--- EXERCISE INSTRUCTIONS ---
Write out the whole listing exactly as it stands.

-- Begin RECORDS SHOWN --

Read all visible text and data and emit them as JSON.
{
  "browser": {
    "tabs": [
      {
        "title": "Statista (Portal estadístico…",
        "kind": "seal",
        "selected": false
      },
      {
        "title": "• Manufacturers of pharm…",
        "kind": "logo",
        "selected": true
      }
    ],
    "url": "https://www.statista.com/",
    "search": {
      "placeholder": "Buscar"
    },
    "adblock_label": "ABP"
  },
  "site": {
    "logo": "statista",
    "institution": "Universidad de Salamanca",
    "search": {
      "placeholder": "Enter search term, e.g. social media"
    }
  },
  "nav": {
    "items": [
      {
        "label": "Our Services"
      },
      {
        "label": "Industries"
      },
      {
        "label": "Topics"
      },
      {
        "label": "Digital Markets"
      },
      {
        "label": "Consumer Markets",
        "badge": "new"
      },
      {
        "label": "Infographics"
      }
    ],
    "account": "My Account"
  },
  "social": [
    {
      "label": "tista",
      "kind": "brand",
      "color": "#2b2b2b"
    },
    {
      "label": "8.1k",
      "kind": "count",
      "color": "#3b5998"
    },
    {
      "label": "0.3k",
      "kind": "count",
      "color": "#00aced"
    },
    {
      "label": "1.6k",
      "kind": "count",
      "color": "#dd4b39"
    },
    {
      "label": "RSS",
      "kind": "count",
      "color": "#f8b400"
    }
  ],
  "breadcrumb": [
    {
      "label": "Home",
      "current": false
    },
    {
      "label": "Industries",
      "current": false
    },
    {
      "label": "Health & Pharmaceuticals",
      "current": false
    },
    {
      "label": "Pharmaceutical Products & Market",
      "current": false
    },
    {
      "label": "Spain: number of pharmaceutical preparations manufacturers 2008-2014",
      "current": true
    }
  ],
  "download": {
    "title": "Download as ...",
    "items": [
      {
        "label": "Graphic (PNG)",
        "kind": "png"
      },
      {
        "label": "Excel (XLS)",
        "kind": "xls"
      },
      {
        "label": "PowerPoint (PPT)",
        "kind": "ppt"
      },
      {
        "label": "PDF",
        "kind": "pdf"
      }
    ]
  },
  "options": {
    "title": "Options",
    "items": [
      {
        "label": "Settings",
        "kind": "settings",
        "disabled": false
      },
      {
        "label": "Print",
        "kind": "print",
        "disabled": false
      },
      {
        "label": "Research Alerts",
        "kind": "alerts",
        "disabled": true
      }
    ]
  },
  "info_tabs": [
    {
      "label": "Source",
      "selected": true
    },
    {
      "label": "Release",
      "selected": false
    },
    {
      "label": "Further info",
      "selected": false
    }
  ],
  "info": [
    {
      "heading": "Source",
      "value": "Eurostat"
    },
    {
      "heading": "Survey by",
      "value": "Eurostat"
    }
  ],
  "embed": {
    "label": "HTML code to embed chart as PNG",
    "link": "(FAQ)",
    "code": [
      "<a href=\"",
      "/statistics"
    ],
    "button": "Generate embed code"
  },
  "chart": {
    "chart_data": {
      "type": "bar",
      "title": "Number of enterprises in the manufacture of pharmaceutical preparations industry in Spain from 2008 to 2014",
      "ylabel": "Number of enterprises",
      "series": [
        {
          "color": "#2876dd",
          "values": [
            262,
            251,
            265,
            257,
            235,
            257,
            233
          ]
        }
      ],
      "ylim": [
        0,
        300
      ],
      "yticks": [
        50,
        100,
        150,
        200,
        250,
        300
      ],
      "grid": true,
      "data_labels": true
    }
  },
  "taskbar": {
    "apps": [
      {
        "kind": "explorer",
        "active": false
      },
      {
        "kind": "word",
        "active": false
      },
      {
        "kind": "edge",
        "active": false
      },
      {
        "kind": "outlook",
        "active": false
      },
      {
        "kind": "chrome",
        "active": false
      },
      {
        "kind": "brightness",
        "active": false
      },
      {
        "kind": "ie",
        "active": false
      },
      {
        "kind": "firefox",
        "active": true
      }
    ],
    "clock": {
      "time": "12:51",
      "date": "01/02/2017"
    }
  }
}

-- End RECORDS SHOWN --

--- SOLUTION TO THE PROBLEM ---
Read all visible text and data and emit them as JSON.
{
  "browser": {
    "tabs": [
      {
        "title": "Statista (Portal estadístico…",
        "kind": "seal",
        "selected": false
      },
      {
        "title": "• Manufacturers of pharm…",
        "kind": "logo",
        "selected": true
      }
    ],
    "url": "https://www.statista.com/",
    "search": {
      "placeholder": "Buscar"
    },
    "adblock_label": "ABP"
  },
  "site": {
    "logo": "statista",
    "institution": "Universidad de Salamanca",
    "search": {
      "placeholder": "Enter search term, e.g. social media"
    }
  },
  "nav": {
    "items": [
      {
        "label": "Our Services"
      },
      {
        "label": "Industries"
      },
      {
        "label": "Topics"
      },
      {
        "label": "Digital Markets"
      },
      {
        "label": "Consumer Markets",
        "badge": "new"
      },
      {
        "label": "Infographics"
      }
    ],
    "account": "My Account"
  },
  "social": [
    {
      "label": "tista",
      "kind": "brand",
      "color": "#2b2b2b"
    },
    {
      "label": "8.1k",
      "kind": "count",
      "color": "#3b5998"
    },
    {
      "label": "0.3k",
      "kind": "count",
      "color": "#00aced"
    },
    {
      "label": "1.6k",
      "kind": "count",
      "color": "#dd4b39"
    },
    {
      "label": "RSS",
      "kind": "count",
      "color": "#f8b400"
    }
  ],
  "breadcrumb": [
    {
      "label": "Home",
      "current": false
    },
    {
      "label": "Industries",
      "current": false
    },
    {
      "label": "Health & Pharmaceuticals",
      "current": false
    },
    {
      "label": "Pharmaceutical Products & Market",
      "current": false
    },
    {
      "label": "Spain: number of pharmaceutical preparations manufacturers 2008-2014",
      "current": true
    }
  ],
  "download": {
    "title": "Download as ...",
    "items": [
      {
        "label": "Graphic (PNG)",
        "kind": "png"
      },
      {
        "label": "Excel (XLS)",
        "kind": "xls"
      },
      {
        "label": "PowerPoint (PPT)",
        "kind": "ppt"
      },
      {
        "label": "PDF",
        "kind": "pdf"
      }
    ]
  },
  "options": {
    "title": "Options",
    "items": [
      {
        "label": "Settings",
        "kind": "settings",
        "disabled": false
      },
      {
        "label": "Print",
        "kind": "print",
        "disabled": false
      },
      {
        "label": "Research Alerts",
        "kind": "alerts",
        "disabled": true
      }
    ]
  },
  "info_tabs": [
    {
      "label": "Source",
      "selected": true
    },
    {
      "label": "Release",
      "selected": false
    },
    {
      "label": "Further info",
      "selected": false
    }
  ],
  "info": [
    {
      "heading": "Source",
      "value": "Eurostat"
    },
    {
      "heading": "Survey by",
      "value": "Eurostat"
    }
  ],
  "embed": {
    "label": "HTML code to embed chart as PNG",
    "link": "(FAQ)",
    "code": [
      "<a href=\"",
      "/statistics"
    ],
    "button": "Generate embed code"
  },
  "chart": {
    "chart_data": {
      "type": "bar",
      "title": "Number of enterprises in the manufacture of pharmaceutical preparations industry in Spain from 2008 to 2014",
      "ylabel": "Number of enterprises",
      "series": [
        {
          "color": "#2876dd",
          "values": [
            262,
            251,
            265,
            257,
            235,
            257,
            233
          ]
        }
      ],
      "ylim": [
        0,
        300
      ],
      "yticks": [
        50,
        100,
        150,
        200,
        250,
        300
      ],
      "grid": true,
      "data_labels": true
    }
  },
  "taskbar": {
    "apps": [
      {
        "kind": "explorer",
        "active": false
      },
      {
        "kind": "word",
        "active": false
      },
      {
        "kind": "edge",
        "active": false
      },
      {
        "kind": "outlook",
        "active": false
      },
      {
        "kind": "chrome",
        "active": false
      },
      {
        "kind": "brightness",
        "active": false
      },
      {
        "kind": "ie",
        "active": false
      },
      {
        "kind": "firefox",
        "active": true
      }
    ],
    "clock": {
      "time": "12:51",
      "date": "01/02/2017"
    }
  }
}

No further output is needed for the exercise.